Given problem
Repeat the listing exactly as given, omitting every image.

Extracted data entries
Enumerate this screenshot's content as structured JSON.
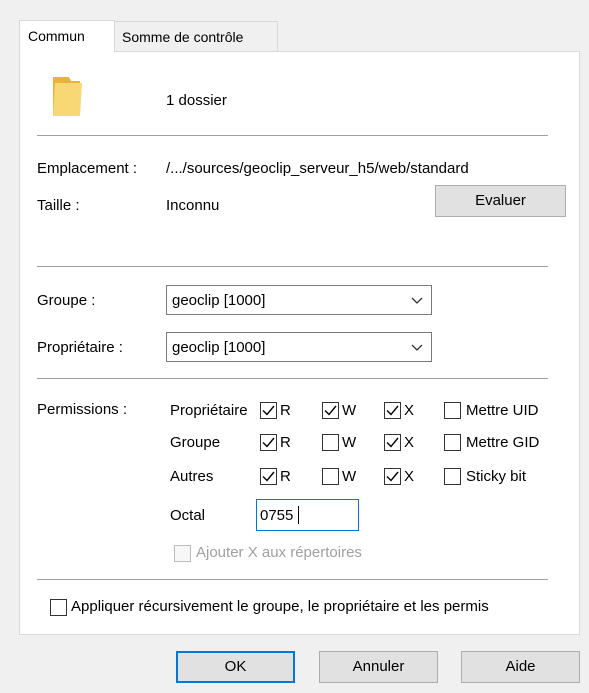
{
  "tabs": [
    {
      "label": "Commun",
      "active": true
    },
    {
      "label": "Somme de contrôle",
      "active": false
    }
  ],
  "header": {
    "icon": "folder-icon",
    "summary": "1 dossier"
  },
  "info": {
    "location_label": "Emplacement :",
    "location_value": "/.../sources/geoclip_serveur_h5/web/standard",
    "size_label": "Taille :",
    "size_value": "Inconnu",
    "evaluate_button": "Evaluer"
  },
  "ownership": {
    "group_label": "Groupe :",
    "group_value": "geoclip [1000]",
    "owner_label": "Propriétaire :",
    "owner_value": "geoclip [1000]"
  },
  "permissions": {
    "label": "Permissions :",
    "rows": [
      {
        "name": "Propriétaire",
        "r": true,
        "w": true,
        "x": true,
        "extra_label": "Mettre UID",
        "extra_checked": false
      },
      {
        "name": "Groupe",
        "r": true,
        "w": false,
        "x": true,
        "extra_label": "Mettre GID",
        "extra_checked": false
      },
      {
        "name": "Autres",
        "r": true,
        "w": false,
        "x": true,
        "extra_label": "Sticky bit",
        "extra_checked": false
      }
    ],
    "r_label": "R",
    "w_label": "W",
    "x_label": "X",
    "octal_label": "Octal",
    "octal_value": "0755",
    "add_x_label": "Ajouter X aux répertoires"
  },
  "recursive_label": "Appliquer récursivement le groupe, le propriétaire et les permis",
  "buttons": {
    "ok": "OK",
    "cancel": "Annuler",
    "help": "Aide"
  },
  "colors": {
    "accent": "#0078d7",
    "folder": "#f8d775"
  }
}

Answer to this task
Enumerate this screenshot's content as structured JSON.
{
  "tabs": [
    {
      "label": "Commun",
      "active": true
    },
    {
      "label": "Somme de contrôle",
      "active": false
    }
  ],
  "header": {
    "icon": "folder-icon",
    "summary": "1 dossier"
  },
  "info": {
    "location_label": "Emplacement :",
    "location_value": "/.../sources/geoclip_serveur_h5/web/standard",
    "size_label": "Taille :",
    "size_value": "Inconnu",
    "evaluate_button": "Evaluer"
  },
  "ownership": {
    "group_label": "Groupe :",
    "group_value": "geoclip [1000]",
    "owner_label": "Propriétaire :",
    "owner_value": "geoclip [1000]"
  },
  "permissions": {
    "label": "Permissions :",
    "rows": [
      {
        "name": "Propriétaire",
        "r": true,
        "w": true,
        "x": true,
        "extra_label": "Mettre UID",
        "extra_checked": false
      },
      {
        "name": "Groupe",
        "r": true,
        "w": false,
        "x": true,
        "extra_label": "Mettre GID",
        "extra_checked": false
      },
      {
        "name": "Autres",
        "r": true,
        "w": false,
        "x": true,
        "extra_label": "Sticky bit",
        "extra_checked": false
      }
    ],
    "r_label": "R",
    "w_label": "W",
    "x_label": "X",
    "octal_label": "Octal",
    "octal_value": "0755",
    "add_x_label": "Ajouter X aux répertoires"
  },
  "recursive_label": "Appliquer récursivement le groupe, le propriétaire et les permis",
  "buttons": {
    "ok": "OK",
    "cancel": "Annuler",
    "help": "Aide"
  },
  "colors": {
    "accent": "#0078d7",
    "folder": "#f8d775"
  }
}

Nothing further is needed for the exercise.